- [YOUR OBJECTIVE] Repeat the material exactly, every line of it.

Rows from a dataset
::::::::

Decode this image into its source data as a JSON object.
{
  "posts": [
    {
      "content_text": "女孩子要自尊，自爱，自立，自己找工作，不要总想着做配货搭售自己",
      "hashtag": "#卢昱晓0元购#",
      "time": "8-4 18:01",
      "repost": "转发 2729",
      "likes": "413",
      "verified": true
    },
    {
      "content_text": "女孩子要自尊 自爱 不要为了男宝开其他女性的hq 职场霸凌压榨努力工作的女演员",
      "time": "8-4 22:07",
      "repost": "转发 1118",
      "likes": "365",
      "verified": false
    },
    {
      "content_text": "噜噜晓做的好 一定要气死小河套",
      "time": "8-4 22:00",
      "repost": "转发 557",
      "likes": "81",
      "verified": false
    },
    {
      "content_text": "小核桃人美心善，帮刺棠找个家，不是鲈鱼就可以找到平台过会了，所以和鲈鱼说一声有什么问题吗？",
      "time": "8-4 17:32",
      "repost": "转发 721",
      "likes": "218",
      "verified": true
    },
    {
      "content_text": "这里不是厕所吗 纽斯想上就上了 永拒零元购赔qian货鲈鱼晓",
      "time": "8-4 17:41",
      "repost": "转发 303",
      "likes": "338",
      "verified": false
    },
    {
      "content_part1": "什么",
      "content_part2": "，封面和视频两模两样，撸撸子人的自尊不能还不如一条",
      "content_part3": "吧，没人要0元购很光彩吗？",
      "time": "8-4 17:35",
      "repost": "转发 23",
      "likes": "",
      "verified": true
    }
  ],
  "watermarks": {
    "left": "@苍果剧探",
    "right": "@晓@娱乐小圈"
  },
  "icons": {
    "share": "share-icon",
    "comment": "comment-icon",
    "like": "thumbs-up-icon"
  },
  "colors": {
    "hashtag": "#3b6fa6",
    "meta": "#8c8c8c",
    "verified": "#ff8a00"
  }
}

::::::::

- [RESULT OF THIS TASK]
Decode this image into its source data as a JSON object.
{
  "posts": [
    {
      "content_text": "女孩子要自尊，自爱，自立，自己找工作，不要总想着做配货搭售自己",
      "hashtag": "#卢昱晓0元购#",
      "time": "8-4 18:01",
      "repost": "转发 2729",
      "likes": "413",
      "verified": true
    },
    {
      "content_text": "女孩子要自尊 自爱 不要为了男宝开其他女性的hq 职场霸凌压榨努力工作的女演员",
      "time": "8-4 22:07",
      "repost": "转发 1118",
      "likes": "365",
      "verified": false
    },
    {
      "content_text": "噜噜晓做的好 一定要气死小河套",
      "time": "8-4 22:00",
      "repost": "转发 557",
      "likes": "81",
      "verified": false
    },
    {
      "content_text": "小核桃人美心善，帮刺棠找个家，不是鲈鱼就可以找到平台过会了，所以和鲈鱼说一声有什么问题吗？",
      "time": "8-4 17:32",
      "repost": "转发 721",
      "likes": "218",
      "verified": true
    },
    {
      "content_text": "这里不是厕所吗 纽斯想上就上了 永拒零元购赔qian货鲈鱼晓",
      "time": "8-4 17:41",
      "repost": "转发 303",
      "likes": "338",
      "verified": false
    },
    {
      "content_part1": "什么",
      "content_part2": "，封面和视频两模两样，撸撸子人的自尊不能还不如一条",
      "content_part3": "吧，没人要0元购很光彩吗？",
      "time": "8-4 17:35",
      "repost": "转发 23",
      "likes": "",
      "verified": true
    }
  ],
  "watermarks": {
    "left": "@苍果剧探",
    "right": "@晓@娱乐小圈"
  },
  "icons": {
    "share": "share-icon",
    "comment": "comment-icon",
    "like": "thumbs-up-icon"
  },
  "colors": {
    "hashtag": "#3b6fa6",
    "meta": "#8c8c8c",
    "verified": "#ff8a00"
  }
}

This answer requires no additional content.